Begin

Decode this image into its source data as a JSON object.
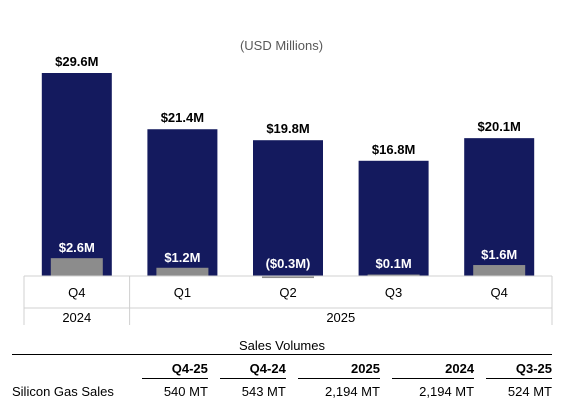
{
  "chart_data": {
    "type": "bar",
    "unit_note": "(USD Millions)",
    "categories": [
      "Q4",
      "Q1",
      "Q2",
      "Q3",
      "Q4"
    ],
    "groups": [
      {
        "label": "2024",
        "count": 1
      },
      {
        "label": "2025",
        "count": 4
      }
    ],
    "series": [
      {
        "values": [
          29.6,
          21.4,
          19.8,
          16.8,
          20.1
        ],
        "labels": [
          "$29.6M",
          "$21.4M",
          "$19.8M",
          "$16.8M",
          "$20.1M"
        ],
        "color": "#141a5e"
      },
      {
        "values": [
          2.6,
          1.2,
          -0.3,
          0.1,
          1.6
        ],
        "labels": [
          "$2.6M",
          "$1.2M",
          "($0.3M)",
          "$0.1M",
          "$1.6M"
        ],
        "color": "#8c8c8c"
      }
    ],
    "ylim": [
      0,
      30
    ]
  },
  "volumes": {
    "title": "Sales Volumes",
    "columns": [
      "Q4-25",
      "Q4-24",
      "2025",
      "2024",
      "Q3-25"
    ],
    "rows": [
      {
        "label": "Silicon Gas Sales",
        "values": [
          "540 MT",
          "543 MT",
          "2,194 MT",
          "2,194 MT",
          "524 MT"
        ]
      }
    ]
  }
}
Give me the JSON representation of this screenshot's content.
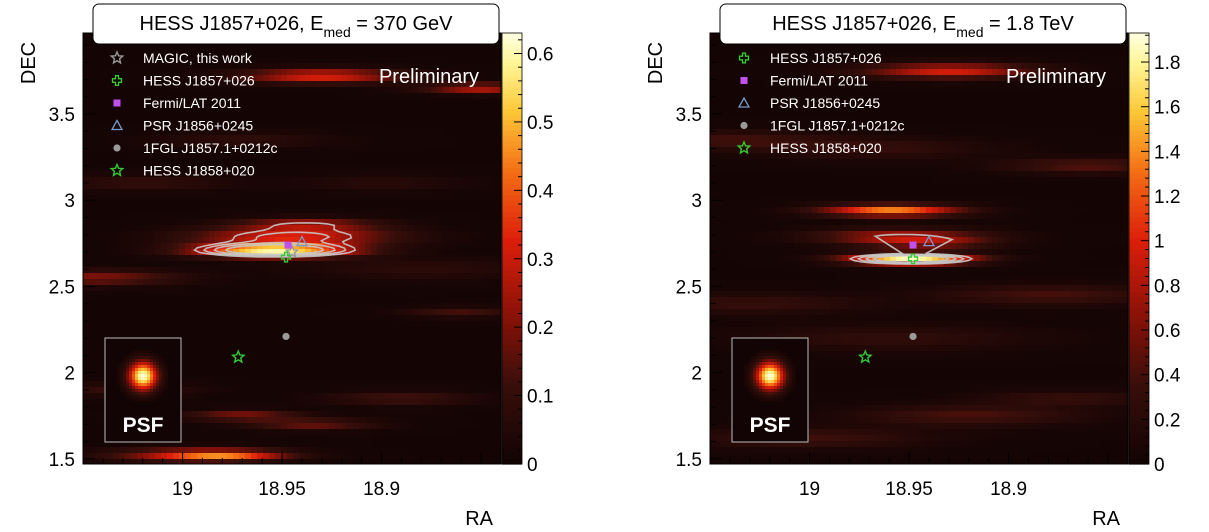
{
  "chart_data": [
    {
      "type": "heatmap",
      "title": "HESS J1857+026, E",
      "title_sub": "med",
      "title_tail": " = 370 GeV",
      "xlabel": "RA",
      "ylabel": "DEC",
      "x_ticks": [
        "19",
        "18.95",
        "18.9"
      ],
      "y_ticks": [
        "1.5",
        "2",
        "2.5",
        "3",
        "3.5"
      ],
      "xlim": [
        19.05,
        18.84
      ],
      "ylim": [
        1.47,
        3.97
      ],
      "watermark": "Preliminary",
      "inset_label": "PSF",
      "colorbar": {
        "ticks": [
          "0",
          "0.1",
          "0.2",
          "0.3",
          "0.4",
          "0.5",
          "0.6"
        ],
        "range": [
          0,
          0.63
        ]
      },
      "legend": [
        {
          "label": "MAGIC, this work",
          "marker": "star",
          "color": "#9a9a9a"
        },
        {
          "label": "HESS J1857+026",
          "marker": "cross",
          "color": "#33cc33"
        },
        {
          "label": "Fermi/LAT 2011",
          "marker": "square",
          "color": "#c050f0"
        },
        {
          "label": "PSR J1856+0245",
          "marker": "triangle",
          "color": "#7799cc"
        },
        {
          "label": "1FGL J1857.1+0212c",
          "marker": "circle",
          "color": "#9a9a9a"
        },
        {
          "label": "HESS J1858+020",
          "marker": "star",
          "color": "#33cc33"
        }
      ],
      "sources": [
        {
          "name": "MAGIC, this work",
          "ra": 18.945,
          "dec": 2.7,
          "marker": "star",
          "color": "#9a9a9a"
        },
        {
          "name": "HESS J1857+026",
          "ra": 18.948,
          "dec": 2.67,
          "marker": "cross",
          "color": "#33cc33"
        },
        {
          "name": "Fermi/LAT 2011",
          "ra": 18.947,
          "dec": 2.74,
          "marker": "square",
          "color": "#c050f0"
        },
        {
          "name": "PSR J1856+0245",
          "ra": 18.94,
          "dec": 2.76,
          "marker": "triangle",
          "color": "#7799cc"
        },
        {
          "name": "1FGL J1857.1+0212c",
          "ra": 18.948,
          "dec": 2.21,
          "marker": "circle",
          "color": "#9a9a9a"
        },
        {
          "name": "HESS J1858+020",
          "ra": 18.972,
          "dec": 2.09,
          "marker": "star",
          "color": "#33cc33"
        }
      ],
      "blobs": [
        {
          "ra": 18.954,
          "dec": 2.71,
          "sigma": 0.028,
          "amp": 0.62
        },
        {
          "ra": 18.944,
          "dec": 2.79,
          "sigma": 0.035,
          "amp": 0.32
        },
        {
          "ra": 18.938,
          "dec": 2.86,
          "sigma": 0.025,
          "amp": 0.22
        },
        {
          "ra": 18.93,
          "dec": 3.72,
          "sigma": 0.028,
          "amp": 0.33
        },
        {
          "ra": 18.85,
          "dec": 3.65,
          "sigma": 0.02,
          "amp": 0.28
        },
        {
          "ra": 19.045,
          "dec": 2.55,
          "sigma": 0.03,
          "amp": 0.2
        },
        {
          "ra": 18.97,
          "dec": 1.75,
          "sigma": 0.02,
          "amp": 0.2
        },
        {
          "ra": 18.995,
          "dec": 1.52,
          "sigma": 0.028,
          "amp": 0.28
        },
        {
          "ra": 18.975,
          "dec": 1.52,
          "sigma": 0.02,
          "amp": 0.22
        },
        {
          "ra": 18.935,
          "dec": 1.7,
          "sigma": 0.022,
          "amp": 0.17
        },
        {
          "ra": 18.89,
          "dec": 1.85,
          "sigma": 0.025,
          "amp": 0.13
        },
        {
          "ra": 18.86,
          "dec": 2.35,
          "sigma": 0.02,
          "amp": 0.12
        },
        {
          "ra": 19.02,
          "dec": 3.1,
          "sigma": 0.03,
          "amp": 0.09
        },
        {
          "ra": 18.97,
          "dec": 3.35,
          "sigma": 0.03,
          "amp": 0.08
        },
        {
          "ra": 18.9,
          "dec": 3.1,
          "sigma": 0.03,
          "amp": 0.06
        },
        {
          "ra": 18.88,
          "dec": 2.6,
          "sigma": 0.04,
          "amp": 0.07
        },
        {
          "ra": 19.03,
          "dec": 1.9,
          "sigma": 0.025,
          "amp": 0.1
        }
      ],
      "contour_levels": [
        0.24,
        0.3,
        0.37,
        0.45
      ]
    },
    {
      "type": "heatmap",
      "title": "HESS J1857+026, E",
      "title_sub": "med",
      "title_tail": " = 1.8 TeV",
      "xlabel": "RA",
      "ylabel": "DEC",
      "x_ticks": [
        "19",
        "18.95",
        "18.9"
      ],
      "y_ticks": [
        "1.5",
        "2",
        "2.5",
        "3",
        "3.5"
      ],
      "xlim": [
        19.05,
        18.84
      ],
      "ylim": [
        1.47,
        3.97
      ],
      "watermark": "Preliminary",
      "inset_label": "PSF",
      "colorbar": {
        "ticks": [
          "0",
          "0.2",
          "0.4",
          "0.6",
          "0.8",
          "1",
          "1.2",
          "1.4",
          "1.6",
          "1.8"
        ],
        "range": [
          0,
          1.93
        ]
      },
      "legend": [
        {
          "label": "HESS J1857+026",
          "marker": "cross",
          "color": "#33cc33"
        },
        {
          "label": "Fermi/LAT 2011",
          "marker": "square",
          "color": "#c050f0"
        },
        {
          "label": "PSR J1856+0245",
          "marker": "triangle",
          "color": "#7799cc"
        },
        {
          "label": "1FGL J1857.1+0212c",
          "marker": "circle",
          "color": "#9a9a9a"
        },
        {
          "label": "HESS J1858+020",
          "marker": "star",
          "color": "#33cc33"
        }
      ],
      "sources": [
        {
          "name": "HESS J1857+026",
          "ra": 18.948,
          "dec": 2.66,
          "marker": "cross",
          "color": "#33cc33"
        },
        {
          "name": "Fermi/LAT 2011",
          "ra": 18.948,
          "dec": 2.74,
          "marker": "square",
          "color": "#c050f0"
        },
        {
          "name": "PSR J1856+0245",
          "ra": 18.94,
          "dec": 2.76,
          "marker": "triangle",
          "color": "#7799cc"
        },
        {
          "name": "1FGL J1857.1+0212c",
          "ra": 18.948,
          "dec": 2.21,
          "marker": "circle",
          "color": "#9a9a9a"
        },
        {
          "name": "HESS J1858+020",
          "ra": 18.972,
          "dec": 2.09,
          "marker": "star",
          "color": "#33cc33"
        }
      ],
      "blobs": [
        {
          "ra": 18.949,
          "dec": 2.66,
          "sigma": 0.022,
          "amp": 1.9
        },
        {
          "ra": 18.959,
          "dec": 2.94,
          "sigma": 0.024,
          "amp": 1.35
        },
        {
          "ra": 18.954,
          "dec": 2.79,
          "sigma": 0.03,
          "amp": 0.75
        },
        {
          "ra": 18.94,
          "dec": 2.75,
          "sigma": 0.022,
          "amp": 0.55
        },
        {
          "ra": 18.93,
          "dec": 3.75,
          "sigma": 0.03,
          "amp": 0.95
        },
        {
          "ra": 18.86,
          "dec": 3.2,
          "sigma": 0.03,
          "amp": 0.45
        },
        {
          "ra": 18.97,
          "dec": 3.3,
          "sigma": 0.04,
          "amp": 0.3
        },
        {
          "ra": 19.04,
          "dec": 3.35,
          "sigma": 0.035,
          "amp": 0.35
        },
        {
          "ra": 18.88,
          "dec": 2.45,
          "sigma": 0.04,
          "amp": 0.38
        },
        {
          "ra": 18.92,
          "dec": 1.75,
          "sigma": 0.04,
          "amp": 0.4
        },
        {
          "ra": 18.87,
          "dec": 1.85,
          "sigma": 0.03,
          "amp": 0.3
        },
        {
          "ra": 19.0,
          "dec": 1.62,
          "sigma": 0.04,
          "amp": 0.35
        },
        {
          "ra": 19.03,
          "dec": 2.4,
          "sigma": 0.04,
          "amp": 0.3
        },
        {
          "ra": 18.96,
          "dec": 2.2,
          "sigma": 0.05,
          "amp": 0.25
        }
      ],
      "contour_levels": [
        0.75,
        0.95,
        1.15,
        1.35
      ]
    }
  ]
}
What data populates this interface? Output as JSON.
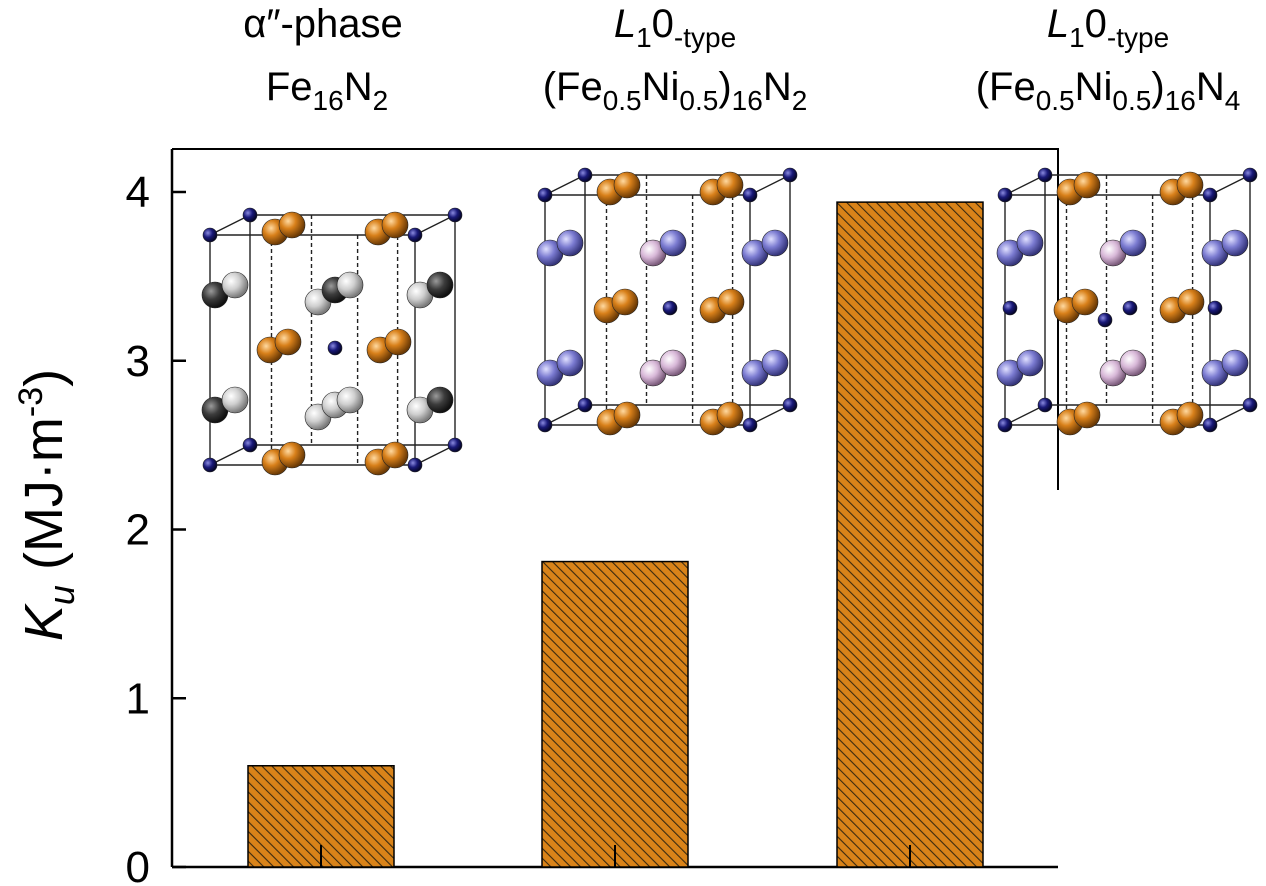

End

Problem details:
Look through the data and gather every line with the string "this" in it.

Exercise result:
Decode this image into its source data as a JSON object.
Give me the JSON representation of this screenshot's content.
          "label": "MAGIC, this work",
          "name": "MAGIC, this work",
What data populates this interface? Output as JSON.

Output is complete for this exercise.